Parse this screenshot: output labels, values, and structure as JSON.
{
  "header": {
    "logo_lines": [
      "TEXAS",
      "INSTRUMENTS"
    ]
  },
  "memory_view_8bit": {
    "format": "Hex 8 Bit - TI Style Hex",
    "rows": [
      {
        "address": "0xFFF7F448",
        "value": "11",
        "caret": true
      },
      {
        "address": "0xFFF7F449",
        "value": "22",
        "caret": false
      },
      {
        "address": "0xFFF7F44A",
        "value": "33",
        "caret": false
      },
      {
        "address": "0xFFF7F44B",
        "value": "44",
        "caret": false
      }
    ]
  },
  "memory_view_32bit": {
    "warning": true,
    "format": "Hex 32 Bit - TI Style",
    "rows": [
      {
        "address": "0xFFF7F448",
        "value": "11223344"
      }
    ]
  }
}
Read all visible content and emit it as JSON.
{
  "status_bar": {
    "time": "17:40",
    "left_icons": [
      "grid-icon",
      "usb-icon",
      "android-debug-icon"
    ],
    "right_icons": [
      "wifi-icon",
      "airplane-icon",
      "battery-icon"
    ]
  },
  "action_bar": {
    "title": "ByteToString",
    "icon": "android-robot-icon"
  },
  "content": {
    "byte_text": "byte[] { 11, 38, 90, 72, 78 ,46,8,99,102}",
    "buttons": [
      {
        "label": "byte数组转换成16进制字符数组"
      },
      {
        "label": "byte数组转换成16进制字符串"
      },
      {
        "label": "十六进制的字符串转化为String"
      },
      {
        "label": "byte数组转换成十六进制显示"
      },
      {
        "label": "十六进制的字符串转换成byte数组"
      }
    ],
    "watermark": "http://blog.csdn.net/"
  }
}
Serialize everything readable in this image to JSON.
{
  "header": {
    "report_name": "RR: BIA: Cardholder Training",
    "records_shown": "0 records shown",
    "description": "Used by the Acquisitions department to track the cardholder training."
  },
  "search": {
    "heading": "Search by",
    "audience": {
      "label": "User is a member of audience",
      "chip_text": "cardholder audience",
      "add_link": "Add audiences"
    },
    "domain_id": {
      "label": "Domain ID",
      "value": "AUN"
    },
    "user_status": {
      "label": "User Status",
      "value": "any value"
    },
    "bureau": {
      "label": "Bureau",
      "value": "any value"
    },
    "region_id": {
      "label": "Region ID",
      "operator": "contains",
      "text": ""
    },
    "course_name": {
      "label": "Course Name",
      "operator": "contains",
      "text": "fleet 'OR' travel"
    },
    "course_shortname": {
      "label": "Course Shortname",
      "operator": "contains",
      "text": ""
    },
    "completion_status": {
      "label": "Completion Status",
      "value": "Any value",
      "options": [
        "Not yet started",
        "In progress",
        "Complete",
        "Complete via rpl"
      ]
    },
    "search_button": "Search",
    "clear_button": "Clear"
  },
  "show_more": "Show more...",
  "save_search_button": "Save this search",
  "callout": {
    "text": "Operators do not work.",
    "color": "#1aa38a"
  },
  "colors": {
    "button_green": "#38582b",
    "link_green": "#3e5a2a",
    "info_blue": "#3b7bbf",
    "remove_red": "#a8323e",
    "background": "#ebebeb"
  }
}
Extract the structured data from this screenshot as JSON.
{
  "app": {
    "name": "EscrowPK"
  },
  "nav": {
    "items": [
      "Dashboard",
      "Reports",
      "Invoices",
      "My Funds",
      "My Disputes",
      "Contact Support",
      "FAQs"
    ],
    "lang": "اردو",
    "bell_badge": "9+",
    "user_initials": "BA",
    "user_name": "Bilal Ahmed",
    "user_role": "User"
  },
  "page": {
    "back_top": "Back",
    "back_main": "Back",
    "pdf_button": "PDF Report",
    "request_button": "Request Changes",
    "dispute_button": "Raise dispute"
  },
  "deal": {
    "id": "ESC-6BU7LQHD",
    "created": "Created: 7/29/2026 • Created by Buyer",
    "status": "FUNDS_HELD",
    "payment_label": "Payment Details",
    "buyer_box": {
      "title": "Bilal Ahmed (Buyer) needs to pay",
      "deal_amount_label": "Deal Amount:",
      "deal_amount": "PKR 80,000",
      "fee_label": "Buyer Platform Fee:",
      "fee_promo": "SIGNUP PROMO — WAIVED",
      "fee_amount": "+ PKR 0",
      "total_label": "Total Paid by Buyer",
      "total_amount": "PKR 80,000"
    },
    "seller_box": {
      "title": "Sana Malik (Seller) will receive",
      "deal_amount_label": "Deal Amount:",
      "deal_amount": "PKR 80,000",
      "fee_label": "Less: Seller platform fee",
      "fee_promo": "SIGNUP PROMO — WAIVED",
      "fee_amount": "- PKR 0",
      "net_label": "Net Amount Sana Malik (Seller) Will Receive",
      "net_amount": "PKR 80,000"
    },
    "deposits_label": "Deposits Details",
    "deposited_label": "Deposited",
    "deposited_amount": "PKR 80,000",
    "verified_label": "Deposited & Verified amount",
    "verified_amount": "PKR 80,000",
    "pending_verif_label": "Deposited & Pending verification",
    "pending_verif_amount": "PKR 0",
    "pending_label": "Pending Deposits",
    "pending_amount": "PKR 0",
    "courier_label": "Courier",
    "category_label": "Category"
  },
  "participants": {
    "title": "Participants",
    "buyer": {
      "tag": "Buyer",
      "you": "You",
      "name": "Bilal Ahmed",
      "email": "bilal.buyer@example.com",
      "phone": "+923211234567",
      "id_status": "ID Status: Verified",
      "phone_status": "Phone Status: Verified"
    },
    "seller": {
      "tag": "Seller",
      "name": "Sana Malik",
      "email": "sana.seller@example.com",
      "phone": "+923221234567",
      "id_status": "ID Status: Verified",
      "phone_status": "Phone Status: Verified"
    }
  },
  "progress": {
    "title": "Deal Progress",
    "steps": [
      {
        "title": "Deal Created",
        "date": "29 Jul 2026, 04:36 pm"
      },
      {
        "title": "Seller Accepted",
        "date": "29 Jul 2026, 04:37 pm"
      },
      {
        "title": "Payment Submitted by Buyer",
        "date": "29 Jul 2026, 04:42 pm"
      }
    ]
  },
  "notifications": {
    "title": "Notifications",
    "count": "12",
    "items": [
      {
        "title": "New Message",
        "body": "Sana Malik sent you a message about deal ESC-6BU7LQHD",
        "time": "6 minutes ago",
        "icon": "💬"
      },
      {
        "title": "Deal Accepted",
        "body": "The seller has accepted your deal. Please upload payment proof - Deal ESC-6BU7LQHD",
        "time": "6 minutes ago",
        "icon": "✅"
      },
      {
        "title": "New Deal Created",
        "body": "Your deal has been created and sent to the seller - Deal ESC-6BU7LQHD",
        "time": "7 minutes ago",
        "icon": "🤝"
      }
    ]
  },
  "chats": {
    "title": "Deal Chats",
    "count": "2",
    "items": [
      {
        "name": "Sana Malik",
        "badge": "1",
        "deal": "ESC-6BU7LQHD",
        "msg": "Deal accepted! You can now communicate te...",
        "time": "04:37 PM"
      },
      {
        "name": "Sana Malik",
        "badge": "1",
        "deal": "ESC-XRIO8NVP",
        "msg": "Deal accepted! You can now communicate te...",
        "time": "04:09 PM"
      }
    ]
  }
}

■ Your instructions ■
Reproduce all of the data exactly as given.

■ Finished task ■
Parse this screenshot: output labels, values, and structure as JSON.
{
  "header": {
    "logo_lines": [
      "TEXAS",
      "INSTRUMENTS"
    ]
  },
  "memory_view_8bit": {
    "format": "Hex 8 Bit - TI Style Hex",
    "rows": [
      {
        "address": "0xFFF7F448",
        "value": "11",
        "caret": true
      },
      {
        "address": "0xFFF7F449",
        "value": "22",
        "caret": false
      },
      {
        "address": "0xFFF7F44A",
        "value": "33",
        "caret": false
      },
      {
        "address": "0xFFF7F44B",
        "value": "44",
        "caret": false
      }
    ]
  },
  "memory_view_32bit": {
    "warning": true,
    "format": "Hex 32 Bit - TI Style",
    "rows": [
      {
        "address": "0xFFF7F448",
        "value": "11223344"
      }
    ]
  }
}
Read all visible content and emit it as JSON.
{
  "status_bar": {
    "time": "17:40",
    "left_icons": [
      "grid-icon",
      "usb-icon",
      "android-debug-icon"
    ],
    "right_icons": [
      "wifi-icon",
      "airplane-icon",
      "battery-icon"
    ]
  },
  "action_bar": {
    "title": "ByteToString",
    "icon": "android-robot-icon"
  },
  "content": {
    "byte_text": "byte[] { 11, 38, 90, 72, 78 ,46,8,99,102}",
    "buttons": [
      {
        "label": "byte数组转换成16进制字符数组"
      },
      {
        "label": "byte数组转换成16进制字符串"
      },
      {
        "label": "十六进制的字符串转化为String"
      },
      {
        "label": "byte数组转换成十六进制显示"
      },
      {
        "label": "十六进制的字符串转换成byte数组"
      }
    ],
    "watermark": "http://blog.csdn.net/"
  }
}
Serialize everything readable in this image to JSON.
{
  "header": {
    "report_name": "RR: BIA: Cardholder Training",
    "records_shown": "0 records shown",
    "description": "Used by the Acquisitions department to track the cardholder training."
  },
  "search": {
    "heading": "Search by",
    "audience": {
      "label": "User is a member of audience",
      "chip_text": "cardholder audience",
      "add_link": "Add audiences"
    },
    "domain_id": {
      "label": "Domain ID",
      "value": "AUN"
    },
    "user_status": {
      "label": "User Status",
      "value": "any value"
    },
    "bureau": {
      "label": "Bureau",
      "value": "any value"
    },
    "region_id": {
      "label": "Region ID",
      "operator": "contains",
      "text": ""
    },
    "course_name": {
      "label": "Course Name",
      "operator": "contains",
      "text": "fleet 'OR' travel"
    },
    "course_shortname": {
      "label": "Course Shortname",
      "operator": "contains",
      "text": ""
    },
    "completion_status": {
      "label": "Completion Status",
      "value": "Any value",
      "options": [
        "Not yet started",
        "In progress",
        "Complete",
        "Complete via rpl"
      ]
    },
    "search_button": "Search",
    "clear_button": "Clear"
  },
  "show_more": "Show more...",
  "save_search_button": "Save this search",
  "callout": {
    "text": "Operators do not work.",
    "color": "#1aa38a"
  },
  "colors": {
    "button_green": "#38582b",
    "link_green": "#3e5a2a",
    "info_blue": "#3b7bbf",
    "remove_red": "#a8323e",
    "background": "#ebebeb"
  }
}
Extract the structured data from this screenshot as JSON.
{
  "app": {
    "name": "EscrowPK"
  },
  "nav": {
    "items": [
      "Dashboard",
      "Reports",
      "Invoices",
      "My Funds",
      "My Disputes",
      "Contact Support",
      "FAQs"
    ],
    "lang": "اردو",
    "bell_badge": "9+",
    "user_initials": "BA",
    "user_name": "Bilal Ahmed",
    "user_role": "User"
  },
  "page": {
    "back_top": "Back",
    "back_main": "Back",
    "pdf_button": "PDF Report",
    "request_button": "Request Changes",
    "dispute_button": "Raise dispute"
  },
  "deal": {
    "id": "ESC-6BU7LQHD",
    "created": "Created: 7/29/2026 • Created by Buyer",
    "status": "FUNDS_HELD",
    "payment_label": "Payment Details",
    "buyer_box": {
      "title": "Bilal Ahmed (Buyer) needs to pay",
      "deal_amount_label": "Deal Amount:",
      "deal_amount": "PKR 80,000",
      "fee_label": "Buyer Platform Fee:",
      "fee_promo": "SIGNUP PROMO — WAIVED",
      "fee_amount": "+ PKR 0",
      "total_label": "Total Paid by Buyer",
      "total_amount": "PKR 80,000"
    },
    "seller_box": {
      "title": "Sana Malik (Seller) will receive",
      "deal_amount_label": "Deal Amount:",
      "deal_amount": "PKR 80,000",
      "fee_label": "Less: Seller platform fee",
      "fee_promo": "SIGNUP PROMO — WAIVED",
      "fee_amount": "- PKR 0",
      "net_label": "Net Amount Sana Malik (Seller) Will Receive",
      "net_amount": "PKR 80,000"
    },
    "deposits_label": "Deposits Details",
    "deposited_label": "Deposited",
    "deposited_amount": "PKR 80,000",
    "verified_label": "Deposited & Verified amount",
    "verified_amount": "PKR 80,000",
    "pending_verif_label": "Deposited & Pending verification",
    "pending_verif_amount": "PKR 0",
    "pending_label": "Pending Deposits",
    "pending_amount": "PKR 0",
    "courier_label": "Courier",
    "category_label": "Category"
  },
  "participants": {
    "title": "Participants",
    "buyer": {
      "tag": "Buyer",
      "you": "You",
      "name": "Bilal Ahmed",
      "email": "bilal.buyer@example.com",
      "phone": "+923211234567",
      "id_status": "ID Status: Verified",
      "phone_status": "Phone Status: Verified"
    },
    "seller": {
      "tag": "Seller",
      "name": "Sana Malik",
      "email": "sana.seller@example.com",
      "phone": "+923221234567",
      "id_status": "ID Status: Verified",
      "phone_status": "Phone Status: Verified"
    }
  },
  "progress": {
    "title": "Deal Progress",
    "steps": [
      {
        "title": "Deal Created",
        "date": "29 Jul 2026, 04:36 pm"
      },
      {
        "title": "Seller Accepted",
        "date": "29 Jul 2026, 04:37 pm"
      },
      {
        "title": "Payment Submitted by Buyer",
        "date": "29 Jul 2026, 04:42 pm"
      }
    ]
  },
  "notifications": {
    "title": "Notifications",
    "count": "12",
    "items": [
      {
        "title": "New Message",
        "body": "Sana Malik sent you a message about deal ESC-6BU7LQHD",
        "time": "6 minutes ago",
        "icon": "💬"
      },
      {
        "title": "Deal Accepted",
        "body": "The seller has accepted your deal. Please upload payment proof - Deal ESC-6BU7LQHD",
        "time": "6 minutes ago",
        "icon": "✅"
      },
      {
        "title": "New Deal Created",
        "body": "Your deal has been created and sent to the seller - Deal ESC-6BU7LQHD",
        "time": "7 minutes ago",
        "icon": "🤝"
      }
    ]
  },
  "chats": {
    "title": "Deal Chats",
    "count": "2",
    "items": [
      {
        "name": "Sana Malik",
        "badge": "1",
        "deal": "ESC-6BU7LQHD",
        "msg": "Deal accepted! You can now communicate te...",
        "time": "04:37 PM"
      },
      {
        "name": "Sana Malik",
        "badge": "1",
        "deal": "ESC-XRIO8NVP",
        "msg": "Deal accepted! You can now communicate te...",
        "time": "04:09 PM"
      }
    ]
  }
}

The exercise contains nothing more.